-- START --
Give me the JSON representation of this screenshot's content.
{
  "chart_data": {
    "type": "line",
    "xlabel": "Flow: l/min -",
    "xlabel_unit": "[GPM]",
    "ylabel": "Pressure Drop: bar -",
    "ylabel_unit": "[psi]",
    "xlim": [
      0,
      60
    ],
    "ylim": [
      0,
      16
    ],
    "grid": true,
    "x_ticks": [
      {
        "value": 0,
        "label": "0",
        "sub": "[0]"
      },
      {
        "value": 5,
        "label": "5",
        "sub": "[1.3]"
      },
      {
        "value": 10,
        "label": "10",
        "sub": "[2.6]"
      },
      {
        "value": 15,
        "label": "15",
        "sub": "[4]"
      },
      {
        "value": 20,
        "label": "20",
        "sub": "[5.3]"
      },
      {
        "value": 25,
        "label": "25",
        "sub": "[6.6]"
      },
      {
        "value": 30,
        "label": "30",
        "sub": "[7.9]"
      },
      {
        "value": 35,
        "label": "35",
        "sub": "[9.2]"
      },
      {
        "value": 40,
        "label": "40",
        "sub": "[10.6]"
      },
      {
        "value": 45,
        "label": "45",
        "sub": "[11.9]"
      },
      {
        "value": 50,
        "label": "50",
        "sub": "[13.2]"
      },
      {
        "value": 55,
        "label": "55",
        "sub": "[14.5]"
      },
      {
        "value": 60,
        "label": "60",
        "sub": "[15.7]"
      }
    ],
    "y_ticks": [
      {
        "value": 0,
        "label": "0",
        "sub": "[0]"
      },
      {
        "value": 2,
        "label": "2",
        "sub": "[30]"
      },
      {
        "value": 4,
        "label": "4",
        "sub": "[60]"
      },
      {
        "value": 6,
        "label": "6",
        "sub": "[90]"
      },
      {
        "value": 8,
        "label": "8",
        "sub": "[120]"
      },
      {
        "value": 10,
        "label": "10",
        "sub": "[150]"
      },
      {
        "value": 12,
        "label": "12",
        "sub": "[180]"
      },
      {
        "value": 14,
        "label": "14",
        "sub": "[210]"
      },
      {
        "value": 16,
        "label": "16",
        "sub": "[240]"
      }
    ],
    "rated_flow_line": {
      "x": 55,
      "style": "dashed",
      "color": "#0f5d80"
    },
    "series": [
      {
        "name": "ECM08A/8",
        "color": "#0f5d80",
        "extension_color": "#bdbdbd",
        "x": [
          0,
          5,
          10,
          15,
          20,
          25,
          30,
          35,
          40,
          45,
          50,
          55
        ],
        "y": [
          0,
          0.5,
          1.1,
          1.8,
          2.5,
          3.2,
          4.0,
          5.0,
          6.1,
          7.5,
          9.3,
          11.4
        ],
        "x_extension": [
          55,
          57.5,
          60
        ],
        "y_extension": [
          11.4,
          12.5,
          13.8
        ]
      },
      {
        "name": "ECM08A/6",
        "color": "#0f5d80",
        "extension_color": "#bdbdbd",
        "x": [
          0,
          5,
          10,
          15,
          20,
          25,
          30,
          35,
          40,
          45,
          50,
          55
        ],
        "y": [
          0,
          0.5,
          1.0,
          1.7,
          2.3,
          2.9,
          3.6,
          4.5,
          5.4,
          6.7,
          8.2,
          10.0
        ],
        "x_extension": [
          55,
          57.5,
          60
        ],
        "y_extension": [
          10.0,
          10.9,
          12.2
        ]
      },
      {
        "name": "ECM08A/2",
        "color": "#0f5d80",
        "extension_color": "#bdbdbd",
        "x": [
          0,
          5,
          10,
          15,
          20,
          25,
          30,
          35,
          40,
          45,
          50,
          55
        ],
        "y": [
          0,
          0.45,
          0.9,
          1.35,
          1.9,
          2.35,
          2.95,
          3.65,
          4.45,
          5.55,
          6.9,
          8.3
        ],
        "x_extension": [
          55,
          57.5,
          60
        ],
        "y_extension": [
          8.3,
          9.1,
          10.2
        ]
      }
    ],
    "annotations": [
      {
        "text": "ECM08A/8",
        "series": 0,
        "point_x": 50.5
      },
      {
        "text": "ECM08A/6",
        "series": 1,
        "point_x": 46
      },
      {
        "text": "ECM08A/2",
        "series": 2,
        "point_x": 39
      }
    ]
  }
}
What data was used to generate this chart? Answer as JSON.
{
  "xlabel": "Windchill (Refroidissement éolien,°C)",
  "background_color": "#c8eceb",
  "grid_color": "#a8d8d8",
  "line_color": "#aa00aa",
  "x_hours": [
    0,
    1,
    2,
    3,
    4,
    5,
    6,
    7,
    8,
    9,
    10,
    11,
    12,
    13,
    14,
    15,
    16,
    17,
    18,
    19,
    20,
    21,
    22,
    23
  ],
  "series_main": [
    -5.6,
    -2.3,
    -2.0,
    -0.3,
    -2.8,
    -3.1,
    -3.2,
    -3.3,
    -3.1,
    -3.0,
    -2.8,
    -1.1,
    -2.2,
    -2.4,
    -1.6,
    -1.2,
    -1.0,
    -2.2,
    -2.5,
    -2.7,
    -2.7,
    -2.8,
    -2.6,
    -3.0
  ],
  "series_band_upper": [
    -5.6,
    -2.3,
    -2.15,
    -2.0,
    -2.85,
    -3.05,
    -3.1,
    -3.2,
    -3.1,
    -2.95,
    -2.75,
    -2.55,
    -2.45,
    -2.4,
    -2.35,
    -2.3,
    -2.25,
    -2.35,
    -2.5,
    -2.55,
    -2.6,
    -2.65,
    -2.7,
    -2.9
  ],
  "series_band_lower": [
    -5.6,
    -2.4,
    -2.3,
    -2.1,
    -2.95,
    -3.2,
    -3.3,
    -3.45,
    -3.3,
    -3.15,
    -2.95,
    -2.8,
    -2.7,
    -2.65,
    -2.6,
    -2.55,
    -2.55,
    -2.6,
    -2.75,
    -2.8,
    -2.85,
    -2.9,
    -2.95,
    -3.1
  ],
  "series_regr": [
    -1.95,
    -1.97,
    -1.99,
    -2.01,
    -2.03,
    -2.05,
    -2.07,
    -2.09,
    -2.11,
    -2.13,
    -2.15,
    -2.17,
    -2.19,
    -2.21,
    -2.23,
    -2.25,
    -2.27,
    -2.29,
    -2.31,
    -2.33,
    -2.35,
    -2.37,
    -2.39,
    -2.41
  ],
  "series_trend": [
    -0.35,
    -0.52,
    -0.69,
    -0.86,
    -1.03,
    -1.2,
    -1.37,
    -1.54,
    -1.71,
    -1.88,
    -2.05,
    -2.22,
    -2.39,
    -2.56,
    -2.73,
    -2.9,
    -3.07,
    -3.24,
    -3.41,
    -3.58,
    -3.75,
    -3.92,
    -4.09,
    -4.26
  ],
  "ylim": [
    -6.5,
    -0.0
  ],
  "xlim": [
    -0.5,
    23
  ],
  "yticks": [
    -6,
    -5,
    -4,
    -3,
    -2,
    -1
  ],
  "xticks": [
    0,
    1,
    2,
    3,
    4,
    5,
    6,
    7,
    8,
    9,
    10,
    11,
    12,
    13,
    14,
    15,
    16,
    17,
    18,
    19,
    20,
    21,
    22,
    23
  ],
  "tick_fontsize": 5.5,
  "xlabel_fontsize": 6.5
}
-- END --
What you are asked to do >> Write out the material exactly as given.

Complete output >>
Give me the JSON representation of this screenshot's content.
{
  "chart_data": {
    "type": "line",
    "xlabel": "Flow: l/min -",
    "xlabel_unit": "[GPM]",
    "ylabel": "Pressure Drop: bar -",
    "ylabel_unit": "[psi]",
    "xlim": [
      0,
      60
    ],
    "ylim": [
      0,
      16
    ],
    "grid": true,
    "x_ticks": [
      {
        "value": 0,
        "label": "0",
        "sub": "[0]"
      },
      {
        "value": 5,
        "label": "5",
        "sub": "[1.3]"
      },
      {
        "value": 10,
        "label": "10",
        "sub": "[2.6]"
      },
      {
        "value": 15,
        "label": "15",
        "sub": "[4]"
      },
      {
        "value": 20,
        "label": "20",
        "sub": "[5.3]"
      },
      {
        "value": 25,
        "label": "25",
        "sub": "[6.6]"
      },
      {
        "value": 30,
        "label": "30",
        "sub": "[7.9]"
      },
      {
        "value": 35,
        "label": "35",
        "sub": "[9.2]"
      },
      {
        "value": 40,
        "label": "40",
        "sub": "[10.6]"
      },
      {
        "value": 45,
        "label": "45",
        "sub": "[11.9]"
      },
      {
        "value": 50,
        "label": "50",
        "sub": "[13.2]"
      },
      {
        "value": 55,
        "label": "55",
        "sub": "[14.5]"
      },
      {
        "value": 60,
        "label": "60",
        "sub": "[15.7]"
      }
    ],
    "y_ticks": [
      {
        "value": 0,
        "label": "0",
        "sub": "[0]"
      },
      {
        "value": 2,
        "label": "2",
        "sub": "[30]"
      },
      {
        "value": 4,
        "label": "4",
        "sub": "[60]"
      },
      {
        "value": 6,
        "label": "6",
        "sub": "[90]"
      },
      {
        "value": 8,
        "label": "8",
        "sub": "[120]"
      },
      {
        "value": 10,
        "label": "10",
        "sub": "[150]"
      },
      {
        "value": 12,
        "label": "12",
        "sub": "[180]"
      },
      {
        "value": 14,
        "label": "14",
        "sub": "[210]"
      },
      {
        "value": 16,
        "label": "16",
        "sub": "[240]"
      }
    ],
    "rated_flow_line": {
      "x": 55,
      "style": "dashed",
      "color": "#0f5d80"
    },
    "series": [
      {
        "name": "ECM08A/8",
        "color": "#0f5d80",
        "extension_color": "#bdbdbd",
        "x": [
          0,
          5,
          10,
          15,
          20,
          25,
          30,
          35,
          40,
          45,
          50,
          55
        ],
        "y": [
          0,
          0.5,
          1.1,
          1.8,
          2.5,
          3.2,
          4.0,
          5.0,
          6.1,
          7.5,
          9.3,
          11.4
        ],
        "x_extension": [
          55,
          57.5,
          60
        ],
        "y_extension": [
          11.4,
          12.5,
          13.8
        ]
      },
      {
        "name": "ECM08A/6",
        "color": "#0f5d80",
        "extension_color": "#bdbdbd",
        "x": [
          0,
          5,
          10,
          15,
          20,
          25,
          30,
          35,
          40,
          45,
          50,
          55
        ],
        "y": [
          0,
          0.5,
          1.0,
          1.7,
          2.3,
          2.9,
          3.6,
          4.5,
          5.4,
          6.7,
          8.2,
          10.0
        ],
        "x_extension": [
          55,
          57.5,
          60
        ],
        "y_extension": [
          10.0,
          10.9,
          12.2
        ]
      },
      {
        "name": "ECM08A/2",
        "color": "#0f5d80",
        "extension_color": "#bdbdbd",
        "x": [
          0,
          5,
          10,
          15,
          20,
          25,
          30,
          35,
          40,
          45,
          50,
          55
        ],
        "y": [
          0,
          0.45,
          0.9,
          1.35,
          1.9,
          2.35,
          2.95,
          3.65,
          4.45,
          5.55,
          6.9,
          8.3
        ],
        "x_extension": [
          55,
          57.5,
          60
        ],
        "y_extension": [
          8.3,
          9.1,
          10.2
        ]
      }
    ],
    "annotations": [
      {
        "text": "ECM08A/8",
        "series": 0,
        "point_x": 50.5
      },
      {
        "text": "ECM08A/6",
        "series": 1,
        "point_x": 46
      },
      {
        "text": "ECM08A/2",
        "series": 2,
        "point_x": 39
      }
    ]
  }
}
What data was used to generate this chart? Answer as JSON.
{
  "xlabel": "Windchill (Refroidissement éolien,°C)",
  "background_color": "#c8eceb",
  "grid_color": "#a8d8d8",
  "line_color": "#aa00aa",
  "x_hours": [
    0,
    1,
    2,
    3,
    4,
    5,
    6,
    7,
    8,
    9,
    10,
    11,
    12,
    13,
    14,
    15,
    16,
    17,
    18,
    19,
    20,
    21,
    22,
    23
  ],
  "series_main": [
    -5.6,
    -2.3,
    -2.0,
    -0.3,
    -2.8,
    -3.1,
    -3.2,
    -3.3,
    -3.1,
    -3.0,
    -2.8,
    -1.1,
    -2.2,
    -2.4,
    -1.6,
    -1.2,
    -1.0,
    -2.2,
    -2.5,
    -2.7,
    -2.7,
    -2.8,
    -2.6,
    -3.0
  ],
  "series_band_upper": [
    -5.6,
    -2.3,
    -2.15,
    -2.0,
    -2.85,
    -3.05,
    -3.1,
    -3.2,
    -3.1,
    -2.95,
    -2.75,
    -2.55,
    -2.45,
    -2.4,
    -2.35,
    -2.3,
    -2.25,
    -2.35,
    -2.5,
    -2.55,
    -2.6,
    -2.65,
    -2.7,
    -2.9
  ],
  "series_band_lower": [
    -5.6,
    -2.4,
    -2.3,
    -2.1,
    -2.95,
    -3.2,
    -3.3,
    -3.45,
    -3.3,
    -3.15,
    -2.95,
    -2.8,
    -2.7,
    -2.65,
    -2.6,
    -2.55,
    -2.55,
    -2.6,
    -2.75,
    -2.8,
    -2.85,
    -2.9,
    -2.95,
    -3.1
  ],
  "series_regr": [
    -1.95,
    -1.97,
    -1.99,
    -2.01,
    -2.03,
    -2.05,
    -2.07,
    -2.09,
    -2.11,
    -2.13,
    -2.15,
    -2.17,
    -2.19,
    -2.21,
    -2.23,
    -2.25,
    -2.27,
    -2.29,
    -2.31,
    -2.33,
    -2.35,
    -2.37,
    -2.39,
    -2.41
  ],
  "series_trend": [
    -0.35,
    -0.52,
    -0.69,
    -0.86,
    -1.03,
    -1.2,
    -1.37,
    -1.54,
    -1.71,
    -1.88,
    -2.05,
    -2.22,
    -2.39,
    -2.56,
    -2.73,
    -2.9,
    -3.07,
    -3.24,
    -3.41,
    -3.58,
    -3.75,
    -3.92,
    -4.09,
    -4.26
  ],
  "ylim": [
    -6.5,
    -0.0
  ],
  "xlim": [
    -0.5,
    23
  ],
  "yticks": [
    -6,
    -5,
    -4,
    -3,
    -2,
    -1
  ],
  "xticks": [
    0,
    1,
    2,
    3,
    4,
    5,
    6,
    7,
    8,
    9,
    10,
    11,
    12,
    13,
    14,
    15,
    16,
    17,
    18,
    19,
    20,
    21,
    22,
    23
  ],
  "tick_fontsize": 5.5,
  "xlabel_fontsize": 6.5
}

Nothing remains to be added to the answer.